STATED TASK >> Copy all of the material below exactly.

SUPPLIED DATA >>
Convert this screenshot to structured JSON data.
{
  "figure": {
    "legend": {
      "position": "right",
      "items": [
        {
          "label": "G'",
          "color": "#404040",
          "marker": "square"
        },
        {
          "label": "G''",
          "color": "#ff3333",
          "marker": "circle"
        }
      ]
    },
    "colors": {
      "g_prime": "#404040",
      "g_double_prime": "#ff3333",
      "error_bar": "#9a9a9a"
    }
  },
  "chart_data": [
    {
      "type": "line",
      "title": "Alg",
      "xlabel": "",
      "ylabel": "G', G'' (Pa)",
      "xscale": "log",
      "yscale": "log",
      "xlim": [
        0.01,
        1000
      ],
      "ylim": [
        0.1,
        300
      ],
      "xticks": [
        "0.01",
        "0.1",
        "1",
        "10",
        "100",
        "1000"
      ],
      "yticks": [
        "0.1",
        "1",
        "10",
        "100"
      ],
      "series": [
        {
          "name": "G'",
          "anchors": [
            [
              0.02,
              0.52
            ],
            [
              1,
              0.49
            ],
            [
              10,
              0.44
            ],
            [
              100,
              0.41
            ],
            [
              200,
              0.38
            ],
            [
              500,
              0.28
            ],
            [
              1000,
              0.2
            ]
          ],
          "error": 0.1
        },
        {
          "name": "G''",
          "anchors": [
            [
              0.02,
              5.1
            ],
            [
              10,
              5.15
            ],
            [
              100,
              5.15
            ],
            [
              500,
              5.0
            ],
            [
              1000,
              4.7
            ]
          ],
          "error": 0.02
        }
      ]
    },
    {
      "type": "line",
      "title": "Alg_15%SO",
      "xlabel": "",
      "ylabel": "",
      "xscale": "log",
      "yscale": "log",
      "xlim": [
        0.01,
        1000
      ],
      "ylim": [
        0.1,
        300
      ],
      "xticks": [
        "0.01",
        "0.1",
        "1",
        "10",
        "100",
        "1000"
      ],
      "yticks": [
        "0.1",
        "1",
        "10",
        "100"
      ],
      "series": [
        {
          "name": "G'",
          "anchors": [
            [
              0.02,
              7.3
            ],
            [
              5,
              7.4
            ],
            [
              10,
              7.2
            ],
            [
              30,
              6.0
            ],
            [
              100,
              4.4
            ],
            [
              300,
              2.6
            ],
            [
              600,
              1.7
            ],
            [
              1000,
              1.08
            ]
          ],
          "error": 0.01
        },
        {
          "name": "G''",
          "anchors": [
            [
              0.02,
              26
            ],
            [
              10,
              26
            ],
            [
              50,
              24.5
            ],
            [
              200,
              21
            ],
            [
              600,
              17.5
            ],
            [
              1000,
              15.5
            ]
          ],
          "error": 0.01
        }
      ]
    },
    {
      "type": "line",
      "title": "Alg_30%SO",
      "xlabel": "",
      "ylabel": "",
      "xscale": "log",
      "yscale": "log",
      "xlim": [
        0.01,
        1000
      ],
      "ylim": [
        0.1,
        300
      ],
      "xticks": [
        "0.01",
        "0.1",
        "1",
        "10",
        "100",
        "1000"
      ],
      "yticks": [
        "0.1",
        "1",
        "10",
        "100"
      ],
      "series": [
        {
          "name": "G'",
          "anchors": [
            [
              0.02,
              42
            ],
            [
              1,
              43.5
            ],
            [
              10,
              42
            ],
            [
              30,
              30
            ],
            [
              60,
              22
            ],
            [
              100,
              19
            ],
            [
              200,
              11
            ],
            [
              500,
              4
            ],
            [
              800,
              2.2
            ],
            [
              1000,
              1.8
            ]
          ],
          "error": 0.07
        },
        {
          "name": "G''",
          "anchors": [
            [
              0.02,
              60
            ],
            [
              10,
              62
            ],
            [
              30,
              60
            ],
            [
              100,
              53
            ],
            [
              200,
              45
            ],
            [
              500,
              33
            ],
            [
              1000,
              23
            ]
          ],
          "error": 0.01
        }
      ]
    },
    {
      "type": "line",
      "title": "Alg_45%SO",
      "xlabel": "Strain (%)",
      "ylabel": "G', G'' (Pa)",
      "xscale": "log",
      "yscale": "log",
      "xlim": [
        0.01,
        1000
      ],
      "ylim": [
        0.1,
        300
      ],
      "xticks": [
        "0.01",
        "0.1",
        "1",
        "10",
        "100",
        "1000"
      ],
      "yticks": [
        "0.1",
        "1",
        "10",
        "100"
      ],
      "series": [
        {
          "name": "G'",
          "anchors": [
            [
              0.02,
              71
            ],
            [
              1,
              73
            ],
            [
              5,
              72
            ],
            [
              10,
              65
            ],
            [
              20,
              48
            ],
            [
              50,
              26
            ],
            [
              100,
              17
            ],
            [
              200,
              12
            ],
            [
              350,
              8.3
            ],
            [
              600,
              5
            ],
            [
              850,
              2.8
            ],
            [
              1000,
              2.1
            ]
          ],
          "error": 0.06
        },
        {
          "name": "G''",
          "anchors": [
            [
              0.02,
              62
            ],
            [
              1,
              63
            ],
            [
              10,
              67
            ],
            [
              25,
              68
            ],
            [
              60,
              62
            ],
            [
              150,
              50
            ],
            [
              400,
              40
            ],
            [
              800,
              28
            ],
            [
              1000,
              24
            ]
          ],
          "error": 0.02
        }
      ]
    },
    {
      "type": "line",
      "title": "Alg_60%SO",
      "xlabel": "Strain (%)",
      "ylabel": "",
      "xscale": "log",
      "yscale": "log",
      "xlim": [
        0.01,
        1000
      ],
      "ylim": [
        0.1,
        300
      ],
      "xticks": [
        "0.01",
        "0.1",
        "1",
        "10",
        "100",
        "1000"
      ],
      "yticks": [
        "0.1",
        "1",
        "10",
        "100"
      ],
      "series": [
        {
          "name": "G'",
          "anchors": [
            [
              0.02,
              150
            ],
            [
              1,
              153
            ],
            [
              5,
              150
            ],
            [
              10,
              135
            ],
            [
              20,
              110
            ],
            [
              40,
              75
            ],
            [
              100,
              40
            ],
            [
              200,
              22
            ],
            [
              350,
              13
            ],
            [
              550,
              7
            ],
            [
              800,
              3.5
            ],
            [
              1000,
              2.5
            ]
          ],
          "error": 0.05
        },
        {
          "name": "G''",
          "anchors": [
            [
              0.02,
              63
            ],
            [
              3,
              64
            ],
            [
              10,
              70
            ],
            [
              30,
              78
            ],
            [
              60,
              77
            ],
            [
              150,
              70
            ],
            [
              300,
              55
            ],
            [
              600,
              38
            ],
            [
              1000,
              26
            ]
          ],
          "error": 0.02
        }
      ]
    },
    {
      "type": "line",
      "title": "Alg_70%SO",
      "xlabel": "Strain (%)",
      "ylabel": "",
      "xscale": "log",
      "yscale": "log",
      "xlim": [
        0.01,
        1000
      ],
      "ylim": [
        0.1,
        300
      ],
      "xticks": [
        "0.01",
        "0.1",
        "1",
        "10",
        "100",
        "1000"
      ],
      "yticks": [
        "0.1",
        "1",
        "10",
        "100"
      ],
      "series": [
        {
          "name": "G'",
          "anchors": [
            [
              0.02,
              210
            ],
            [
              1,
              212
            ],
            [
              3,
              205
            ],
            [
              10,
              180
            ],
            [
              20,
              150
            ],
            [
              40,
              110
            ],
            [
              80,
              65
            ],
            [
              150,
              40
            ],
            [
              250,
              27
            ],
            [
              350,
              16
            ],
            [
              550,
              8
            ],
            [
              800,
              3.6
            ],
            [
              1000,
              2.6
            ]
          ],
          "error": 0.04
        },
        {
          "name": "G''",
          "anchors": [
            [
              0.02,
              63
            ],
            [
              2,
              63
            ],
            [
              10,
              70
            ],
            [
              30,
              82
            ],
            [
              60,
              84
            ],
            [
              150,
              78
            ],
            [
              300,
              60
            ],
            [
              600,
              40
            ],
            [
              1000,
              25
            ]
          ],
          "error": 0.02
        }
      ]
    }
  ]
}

TASK RESPONSE >>
Convert this screenshot to structured JSON data.
{
  "figure": {
    "legend": {
      "position": "right",
      "items": [
        {
          "label": "G'",
          "color": "#404040",
          "marker": "square"
        },
        {
          "label": "G''",
          "color": "#ff3333",
          "marker": "circle"
        }
      ]
    },
    "colors": {
      "g_prime": "#404040",
      "g_double_prime": "#ff3333",
      "error_bar": "#9a9a9a"
    }
  },
  "chart_data": [
    {
      "type": "line",
      "title": "Alg",
      "xlabel": "",
      "ylabel": "G', G'' (Pa)",
      "xscale": "log",
      "yscale": "log",
      "xlim": [
        0.01,
        1000
      ],
      "ylim": [
        0.1,
        300
      ],
      "xticks": [
        "0.01",
        "0.1",
        "1",
        "10",
        "100",
        "1000"
      ],
      "yticks": [
        "0.1",
        "1",
        "10",
        "100"
      ],
      "series": [
        {
          "name": "G'",
          "anchors": [
            [
              0.02,
              0.52
            ],
            [
              1,
              0.49
            ],
            [
              10,
              0.44
            ],
            [
              100,
              0.41
            ],
            [
              200,
              0.38
            ],
            [
              500,
              0.28
            ],
            [
              1000,
              0.2
            ]
          ],
          "error": 0.1
        },
        {
          "name": "G''",
          "anchors": [
            [
              0.02,
              5.1
            ],
            [
              10,
              5.15
            ],
            [
              100,
              5.15
            ],
            [
              500,
              5.0
            ],
            [
              1000,
              4.7
            ]
          ],
          "error": 0.02
        }
      ]
    },
    {
      "type": "line",
      "title": "Alg_15%SO",
      "xlabel": "",
      "ylabel": "",
      "xscale": "log",
      "yscale": "log",
      "xlim": [
        0.01,
        1000
      ],
      "ylim": [
        0.1,
        300
      ],
      "xticks": [
        "0.01",
        "0.1",
        "1",
        "10",
        "100",
        "1000"
      ],
      "yticks": [
        "0.1",
        "1",
        "10",
        "100"
      ],
      "series": [
        {
          "name": "G'",
          "anchors": [
            [
              0.02,
              7.3
            ],
            [
              5,
              7.4
            ],
            [
              10,
              7.2
            ],
            [
              30,
              6.0
            ],
            [
              100,
              4.4
            ],
            [
              300,
              2.6
            ],
            [
              600,
              1.7
            ],
            [
              1000,
              1.08
            ]
          ],
          "error": 0.01
        },
        {
          "name": "G''",
          "anchors": [
            [
              0.02,
              26
            ],
            [
              10,
              26
            ],
            [
              50,
              24.5
            ],
            [
              200,
              21
            ],
            [
              600,
              17.5
            ],
            [
              1000,
              15.5
            ]
          ],
          "error": 0.01
        }
      ]
    },
    {
      "type": "line",
      "title": "Alg_30%SO",
      "xlabel": "",
      "ylabel": "",
      "xscale": "log",
      "yscale": "log",
      "xlim": [
        0.01,
        1000
      ],
      "ylim": [
        0.1,
        300
      ],
      "xticks": [
        "0.01",
        "0.1",
        "1",
        "10",
        "100",
        "1000"
      ],
      "yticks": [
        "0.1",
        "1",
        "10",
        "100"
      ],
      "series": [
        {
          "name": "G'",
          "anchors": [
            [
              0.02,
              42
            ],
            [
              1,
              43.5
            ],
            [
              10,
              42
            ],
            [
              30,
              30
            ],
            [
              60,
              22
            ],
            [
              100,
              19
            ],
            [
              200,
              11
            ],
            [
              500,
              4
            ],
            [
              800,
              2.2
            ],
            [
              1000,
              1.8
            ]
          ],
          "error": 0.07
        },
        {
          "name": "G''",
          "anchors": [
            [
              0.02,
              60
            ],
            [
              10,
              62
            ],
            [
              30,
              60
            ],
            [
              100,
              53
            ],
            [
              200,
              45
            ],
            [
              500,
              33
            ],
            [
              1000,
              23
            ]
          ],
          "error": 0.01
        }
      ]
    },
    {
      "type": "line",
      "title": "Alg_45%SO",
      "xlabel": "Strain (%)",
      "ylabel": "G', G'' (Pa)",
      "xscale": "log",
      "yscale": "log",
      "xlim": [
        0.01,
        1000
      ],
      "ylim": [
        0.1,
        300
      ],
      "xticks": [
        "0.01",
        "0.1",
        "1",
        "10",
        "100",
        "1000"
      ],
      "yticks": [
        "0.1",
        "1",
        "10",
        "100"
      ],
      "series": [
        {
          "name": "G'",
          "anchors": [
            [
              0.02,
              71
            ],
            [
              1,
              73
            ],
            [
              5,
              72
            ],
            [
              10,
              65
            ],
            [
              20,
              48
            ],
            [
              50,
              26
            ],
            [
              100,
              17
            ],
            [
              200,
              12
            ],
            [
              350,
              8.3
            ],
            [
              600,
              5
            ],
            [
              850,
              2.8
            ],
            [
              1000,
              2.1
            ]
          ],
          "error": 0.06
        },
        {
          "name": "G''",
          "anchors": [
            [
              0.02,
              62
            ],
            [
              1,
              63
            ],
            [
              10,
              67
            ],
            [
              25,
              68
            ],
            [
              60,
              62
            ],
            [
              150,
              50
            ],
            [
              400,
              40
            ],
            [
              800,
              28
            ],
            [
              1000,
              24
            ]
          ],
          "error": 0.02
        }
      ]
    },
    {
      "type": "line",
      "title": "Alg_60%SO",
      "xlabel": "Strain (%)",
      "ylabel": "",
      "xscale": "log",
      "yscale": "log",
      "xlim": [
        0.01,
        1000
      ],
      "ylim": [
        0.1,
        300
      ],
      "xticks": [
        "0.01",
        "0.1",
        "1",
        "10",
        "100",
        "1000"
      ],
      "yticks": [
        "0.1",
        "1",
        "10",
        "100"
      ],
      "series": [
        {
          "name": "G'",
          "anchors": [
            [
              0.02,
              150
            ],
            [
              1,
              153
            ],
            [
              5,
              150
            ],
            [
              10,
              135
            ],
            [
              20,
              110
            ],
            [
              40,
              75
            ],
            [
              100,
              40
            ],
            [
              200,
              22
            ],
            [
              350,
              13
            ],
            [
              550,
              7
            ],
            [
              800,
              3.5
            ],
            [
              1000,
              2.5
            ]
          ],
          "error": 0.05
        },
        {
          "name": "G''",
          "anchors": [
            [
              0.02,
              63
            ],
            [
              3,
              64
            ],
            [
              10,
              70
            ],
            [
              30,
              78
            ],
            [
              60,
              77
            ],
            [
              150,
              70
            ],
            [
              300,
              55
            ],
            [
              600,
              38
            ],
            [
              1000,
              26
            ]
          ],
          "error": 0.02
        }
      ]
    },
    {
      "type": "line",
      "title": "Alg_70%SO",
      "xlabel": "Strain (%)",
      "ylabel": "",
      "xscale": "log",
      "yscale": "log",
      "xlim": [
        0.01,
        1000
      ],
      "ylim": [
        0.1,
        300
      ],
      "xticks": [
        "0.01",
        "0.1",
        "1",
        "10",
        "100",
        "1000"
      ],
      "yticks": [
        "0.1",
        "1",
        "10",
        "100"
      ],
      "series": [
        {
          "name": "G'",
          "anchors": [
            [
              0.02,
              210
            ],
            [
              1,
              212
            ],
            [
              3,
              205
            ],
            [
              10,
              180
            ],
            [
              20,
              150
            ],
            [
              40,
              110
            ],
            [
              80,
              65
            ],
            [
              150,
              40
            ],
            [
              250,
              27
            ],
            [
              350,
              16
            ],
            [
              550,
              8
            ],
            [
              800,
              3.6
            ],
            [
              1000,
              2.6
            ]
          ],
          "error": 0.04
        },
        {
          "name": "G''",
          "anchors": [
            [
              0.02,
              63
            ],
            [
              2,
              63
            ],
            [
              10,
              70
            ],
            [
              30,
              82
            ],
            [
              60,
              84
            ],
            [
              150,
              78
            ],
            [
              300,
              60
            ],
            [
              600,
              40
            ],
            [
              1000,
              25
            ]
          ],
          "error": 0.02
        }
      ]
    }
  ]
}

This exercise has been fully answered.